INSTRUCTIONS TO FOLLOW
Below is a block of records; repeat all of them exactly.

INPUT DATA
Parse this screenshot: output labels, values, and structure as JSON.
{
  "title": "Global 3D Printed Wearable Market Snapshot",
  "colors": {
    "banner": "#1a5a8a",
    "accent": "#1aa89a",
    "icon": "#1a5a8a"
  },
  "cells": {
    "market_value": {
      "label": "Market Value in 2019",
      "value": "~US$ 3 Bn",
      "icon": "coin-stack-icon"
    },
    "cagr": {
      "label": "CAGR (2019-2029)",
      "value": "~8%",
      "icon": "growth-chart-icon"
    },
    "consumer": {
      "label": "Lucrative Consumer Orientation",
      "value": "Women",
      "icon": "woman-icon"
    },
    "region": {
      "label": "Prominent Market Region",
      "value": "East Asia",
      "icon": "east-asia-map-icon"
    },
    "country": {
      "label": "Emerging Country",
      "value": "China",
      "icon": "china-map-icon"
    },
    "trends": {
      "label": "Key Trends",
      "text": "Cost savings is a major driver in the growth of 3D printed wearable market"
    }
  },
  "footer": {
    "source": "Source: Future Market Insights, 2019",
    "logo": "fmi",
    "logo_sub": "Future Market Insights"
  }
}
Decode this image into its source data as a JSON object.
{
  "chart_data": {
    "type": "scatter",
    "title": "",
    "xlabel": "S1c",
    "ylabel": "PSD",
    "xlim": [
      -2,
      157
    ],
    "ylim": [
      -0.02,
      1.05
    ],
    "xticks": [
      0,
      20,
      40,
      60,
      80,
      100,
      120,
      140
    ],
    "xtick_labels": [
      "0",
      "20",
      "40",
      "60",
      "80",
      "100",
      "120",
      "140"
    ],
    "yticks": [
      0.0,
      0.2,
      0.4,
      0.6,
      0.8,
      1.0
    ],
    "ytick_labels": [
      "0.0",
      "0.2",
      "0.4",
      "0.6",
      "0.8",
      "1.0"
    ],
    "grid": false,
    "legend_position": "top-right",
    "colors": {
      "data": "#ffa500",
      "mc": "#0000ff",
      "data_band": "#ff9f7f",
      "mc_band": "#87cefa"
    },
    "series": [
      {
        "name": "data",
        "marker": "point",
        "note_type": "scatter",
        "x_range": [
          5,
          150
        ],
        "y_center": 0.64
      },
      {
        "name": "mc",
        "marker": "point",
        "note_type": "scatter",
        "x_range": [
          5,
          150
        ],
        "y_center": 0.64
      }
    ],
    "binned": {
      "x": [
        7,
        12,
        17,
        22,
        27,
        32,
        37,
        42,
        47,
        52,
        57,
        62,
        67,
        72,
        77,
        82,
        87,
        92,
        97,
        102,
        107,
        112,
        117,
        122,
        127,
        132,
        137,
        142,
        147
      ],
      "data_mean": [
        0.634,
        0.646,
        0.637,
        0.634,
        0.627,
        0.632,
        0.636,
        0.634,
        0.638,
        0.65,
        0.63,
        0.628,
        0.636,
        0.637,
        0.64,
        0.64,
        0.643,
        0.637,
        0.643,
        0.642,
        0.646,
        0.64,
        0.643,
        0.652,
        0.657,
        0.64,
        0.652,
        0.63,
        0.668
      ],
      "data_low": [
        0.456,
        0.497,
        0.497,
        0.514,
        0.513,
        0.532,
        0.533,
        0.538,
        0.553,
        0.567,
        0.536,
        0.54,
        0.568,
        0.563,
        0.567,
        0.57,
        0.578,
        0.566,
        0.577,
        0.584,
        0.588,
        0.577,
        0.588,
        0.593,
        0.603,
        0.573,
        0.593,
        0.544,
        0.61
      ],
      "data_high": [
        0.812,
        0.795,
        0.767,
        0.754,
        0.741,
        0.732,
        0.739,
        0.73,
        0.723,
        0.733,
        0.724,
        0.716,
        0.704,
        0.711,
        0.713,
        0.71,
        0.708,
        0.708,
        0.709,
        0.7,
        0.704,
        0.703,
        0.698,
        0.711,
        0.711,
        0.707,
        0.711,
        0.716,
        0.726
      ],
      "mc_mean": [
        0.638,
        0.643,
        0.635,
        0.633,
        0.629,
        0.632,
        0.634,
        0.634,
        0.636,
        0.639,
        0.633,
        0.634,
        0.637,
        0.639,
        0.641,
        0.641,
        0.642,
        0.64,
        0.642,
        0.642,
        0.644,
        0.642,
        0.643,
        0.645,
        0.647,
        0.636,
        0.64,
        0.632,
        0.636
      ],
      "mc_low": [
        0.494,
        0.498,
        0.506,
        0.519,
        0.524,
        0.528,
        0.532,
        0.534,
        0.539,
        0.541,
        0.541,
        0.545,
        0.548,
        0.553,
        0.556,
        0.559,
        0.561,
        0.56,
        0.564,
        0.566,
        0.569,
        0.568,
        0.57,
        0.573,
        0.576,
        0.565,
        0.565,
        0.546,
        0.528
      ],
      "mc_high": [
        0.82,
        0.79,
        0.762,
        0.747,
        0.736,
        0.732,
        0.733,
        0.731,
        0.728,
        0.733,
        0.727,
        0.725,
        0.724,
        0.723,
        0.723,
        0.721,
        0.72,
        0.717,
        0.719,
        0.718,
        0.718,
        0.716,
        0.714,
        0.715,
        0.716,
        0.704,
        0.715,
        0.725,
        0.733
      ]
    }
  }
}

SOLUTION
Parse this screenshot: output labels, values, and structure as JSON.
{
  "title": "Global 3D Printed Wearable Market Snapshot",
  "colors": {
    "banner": "#1a5a8a",
    "accent": "#1aa89a",
    "icon": "#1a5a8a"
  },
  "cells": {
    "market_value": {
      "label": "Market Value in 2019",
      "value": "~US$ 3 Bn",
      "icon": "coin-stack-icon"
    },
    "cagr": {
      "label": "CAGR (2019-2029)",
      "value": "~8%",
      "icon": "growth-chart-icon"
    },
    "consumer": {
      "label": "Lucrative Consumer Orientation",
      "value": "Women",
      "icon": "woman-icon"
    },
    "region": {
      "label": "Prominent Market Region",
      "value": "East Asia",
      "icon": "east-asia-map-icon"
    },
    "country": {
      "label": "Emerging Country",
      "value": "China",
      "icon": "china-map-icon"
    },
    "trends": {
      "label": "Key Trends",
      "text": "Cost savings is a major driver in the growth of 3D printed wearable market"
    }
  },
  "footer": {
    "source": "Source: Future Market Insights, 2019",
    "logo": "fmi",
    "logo_sub": "Future Market Insights"
  }
}
Decode this image into its source data as a JSON object.
{
  "chart_data": {
    "type": "scatter",
    "title": "",
    "xlabel": "S1c",
    "ylabel": "PSD",
    "xlim": [
      -2,
      157
    ],
    "ylim": [
      -0.02,
      1.05
    ],
    "xticks": [
      0,
      20,
      40,
      60,
      80,
      100,
      120,
      140
    ],
    "xtick_labels": [
      "0",
      "20",
      "40",
      "60",
      "80",
      "100",
      "120",
      "140"
    ],
    "yticks": [
      0.0,
      0.2,
      0.4,
      0.6,
      0.8,
      1.0
    ],
    "ytick_labels": [
      "0.0",
      "0.2",
      "0.4",
      "0.6",
      "0.8",
      "1.0"
    ],
    "grid": false,
    "legend_position": "top-right",
    "colors": {
      "data": "#ffa500",
      "mc": "#0000ff",
      "data_band": "#ff9f7f",
      "mc_band": "#87cefa"
    },
    "series": [
      {
        "name": "data",
        "marker": "point",
        "note_type": "scatter",
        "x_range": [
          5,
          150
        ],
        "y_center": 0.64
      },
      {
        "name": "mc",
        "marker": "point",
        "note_type": "scatter",
        "x_range": [
          5,
          150
        ],
        "y_center": 0.64
      }
    ],
    "binned": {
      "x": [
        7,
        12,
        17,
        22,
        27,
        32,
        37,
        42,
        47,
        52,
        57,
        62,
        67,
        72,
        77,
        82,
        87,
        92,
        97,
        102,
        107,
        112,
        117,
        122,
        127,
        132,
        137,
        142,
        147
      ],
      "data_mean": [
        0.634,
        0.646,
        0.637,
        0.634,
        0.627,
        0.632,
        0.636,
        0.634,
        0.638,
        0.65,
        0.63,
        0.628,
        0.636,
        0.637,
        0.64,
        0.64,
        0.643,
        0.637,
        0.643,
        0.642,
        0.646,
        0.64,
        0.643,
        0.652,
        0.657,
        0.64,
        0.652,
        0.63,
        0.668
      ],
      "data_low": [
        0.456,
        0.497,
        0.497,
        0.514,
        0.513,
        0.532,
        0.533,
        0.538,
        0.553,
        0.567,
        0.536,
        0.54,
        0.568,
        0.563,
        0.567,
        0.57,
        0.578,
        0.566,
        0.577,
        0.584,
        0.588,
        0.577,
        0.588,
        0.593,
        0.603,
        0.573,
        0.593,
        0.544,
        0.61
      ],
      "data_high": [
        0.812,
        0.795,
        0.767,
        0.754,
        0.741,
        0.732,
        0.739,
        0.73,
        0.723,
        0.733,
        0.724,
        0.716,
        0.704,
        0.711,
        0.713,
        0.71,
        0.708,
        0.708,
        0.709,
        0.7,
        0.704,
        0.703,
        0.698,
        0.711,
        0.711,
        0.707,
        0.711,
        0.716,
        0.726
      ],
      "mc_mean": [
        0.638,
        0.643,
        0.635,
        0.633,
        0.629,
        0.632,
        0.634,
        0.634,
        0.636,
        0.639,
        0.633,
        0.634,
        0.637,
        0.639,
        0.641,
        0.641,
        0.642,
        0.64,
        0.642,
        0.642,
        0.644,
        0.642,
        0.643,
        0.645,
        0.647,
        0.636,
        0.64,
        0.632,
        0.636
      ],
      "mc_low": [
        0.494,
        0.498,
        0.506,
        0.519,
        0.524,
        0.528,
        0.532,
        0.534,
        0.539,
        0.541,
        0.541,
        0.545,
        0.548,
        0.553,
        0.556,
        0.559,
        0.561,
        0.56,
        0.564,
        0.566,
        0.569,
        0.568,
        0.57,
        0.573,
        0.576,
        0.565,
        0.565,
        0.546,
        0.528
      ],
      "mc_high": [
        0.82,
        0.79,
        0.762,
        0.747,
        0.736,
        0.732,
        0.733,
        0.731,
        0.728,
        0.733,
        0.727,
        0.725,
        0.724,
        0.723,
        0.723,
        0.721,
        0.72,
        0.717,
        0.719,
        0.718,
        0.718,
        0.716,
        0.714,
        0.715,
        0.716,
        0.704,
        0.715,
        0.725,
        0.733
      ]
    }
  }
}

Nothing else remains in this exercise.